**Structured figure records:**

┄┄┄┄┄┄

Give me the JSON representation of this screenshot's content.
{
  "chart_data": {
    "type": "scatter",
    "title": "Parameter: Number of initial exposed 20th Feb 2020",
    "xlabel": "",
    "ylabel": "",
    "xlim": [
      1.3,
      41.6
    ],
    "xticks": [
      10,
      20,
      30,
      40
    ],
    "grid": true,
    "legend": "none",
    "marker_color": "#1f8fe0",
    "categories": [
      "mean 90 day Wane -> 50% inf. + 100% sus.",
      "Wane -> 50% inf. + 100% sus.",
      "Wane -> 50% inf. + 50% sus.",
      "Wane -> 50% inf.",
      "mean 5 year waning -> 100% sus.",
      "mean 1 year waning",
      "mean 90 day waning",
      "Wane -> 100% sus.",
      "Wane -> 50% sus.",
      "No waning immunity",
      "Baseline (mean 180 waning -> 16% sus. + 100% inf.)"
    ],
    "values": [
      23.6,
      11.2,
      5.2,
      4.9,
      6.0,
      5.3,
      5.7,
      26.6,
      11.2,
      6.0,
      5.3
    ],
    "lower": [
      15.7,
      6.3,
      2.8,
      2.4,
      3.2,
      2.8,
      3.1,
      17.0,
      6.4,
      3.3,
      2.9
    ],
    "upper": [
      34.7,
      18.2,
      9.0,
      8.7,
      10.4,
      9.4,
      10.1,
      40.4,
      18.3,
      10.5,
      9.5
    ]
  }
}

┄┄┄┄┄┄

**TASK DESCRIPTION:** In the entries above, locate every line with the word "Wane" and copy it.

**SOLUTION TO THE PROBLEM:**
      "mean 90 day Wane -> 50% inf. + 100% sus.",
      "Wane -> 50% inf. + 100% sus.",
      "Wane -> 50% inf. + 50% sus.",
      "Wane -> 50% inf.",
      "Wane -> 100% sus.",
      "Wane -> 50% sus.",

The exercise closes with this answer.